◆ WRITTEN INSTRUCTION ◆
Omit the pictures, please, and give each record below again exactly.

========

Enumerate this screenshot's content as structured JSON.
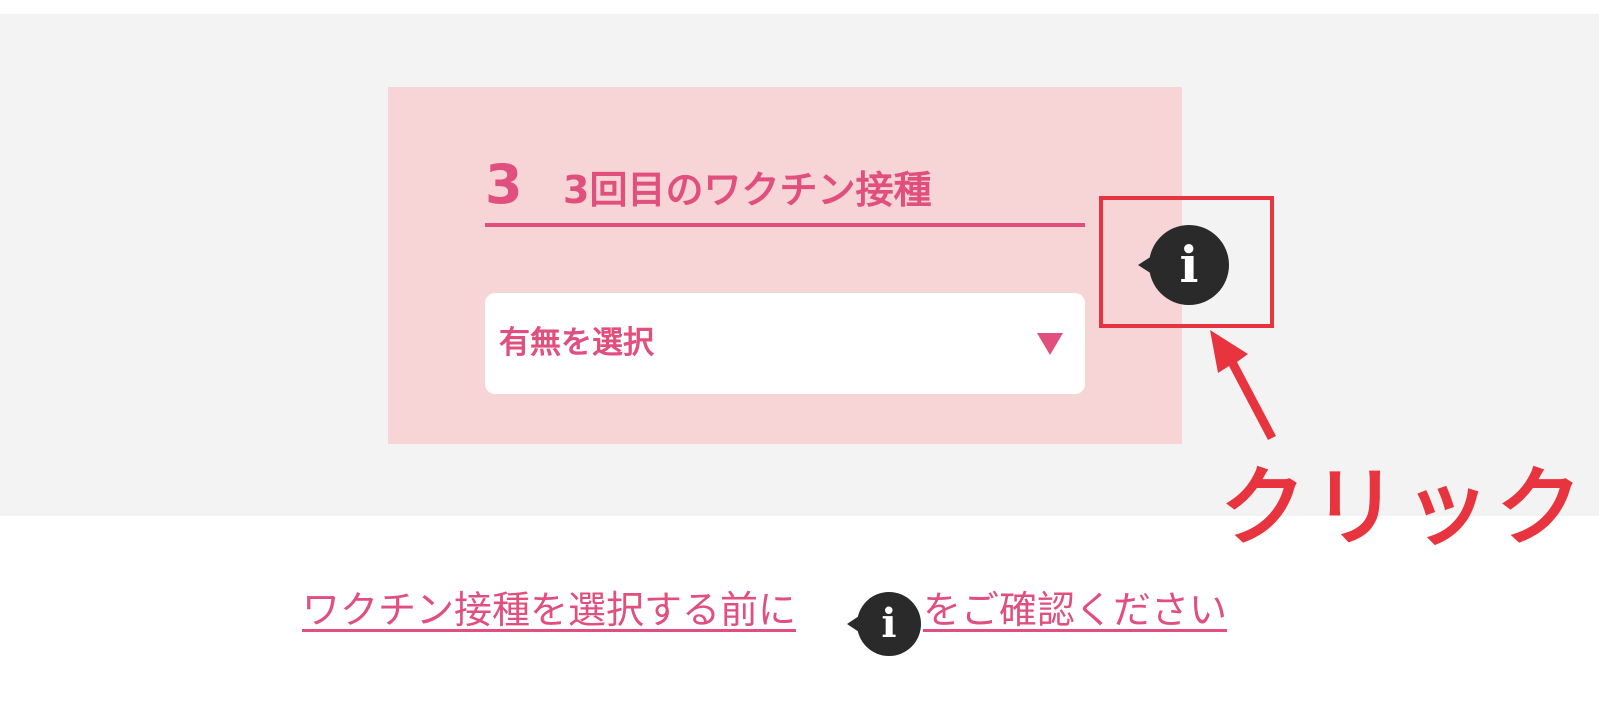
{
  "card": {
    "step_number": "3",
    "title": "3回目のワクチン接種"
  },
  "select": {
    "value": "有無を選択",
    "caret_icon": "triangle-down-icon"
  },
  "info_button": {
    "glyph": "i",
    "icon": "info-speech-bubble-icon"
  },
  "annotation": {
    "label": "クリック",
    "color": "#e8343e"
  },
  "notice": {
    "before": "ワクチン接種を選択する前に",
    "after": "をご確認ください",
    "info_glyph": "i"
  },
  "colors": {
    "accent": "#e04f7e",
    "card_background": "#f7d4d5",
    "page_band": "#f3f3f3",
    "info_icon": "#2a2a2a"
  }
}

========

◆ ANSWER TO THE PROBLEM ◆
Enumerate this screenshot's content as structured JSON.
{
  "card": {
    "step_number": "3",
    "title": "3回目のワクチン接種"
  },
  "select": {
    "value": "有無を選択",
    "caret_icon": "triangle-down-icon"
  },
  "info_button": {
    "glyph": "i",
    "icon": "info-speech-bubble-icon"
  },
  "annotation": {
    "label": "クリック",
    "color": "#e8343e"
  },
  "notice": {
    "before": "ワクチン接種を選択する前に",
    "after": "をご確認ください",
    "info_glyph": "i"
  },
  "colors": {
    "accent": "#e04f7e",
    "card_background": "#f7d4d5",
    "page_band": "#f3f3f3",
    "info_icon": "#2a2a2a"
  }
}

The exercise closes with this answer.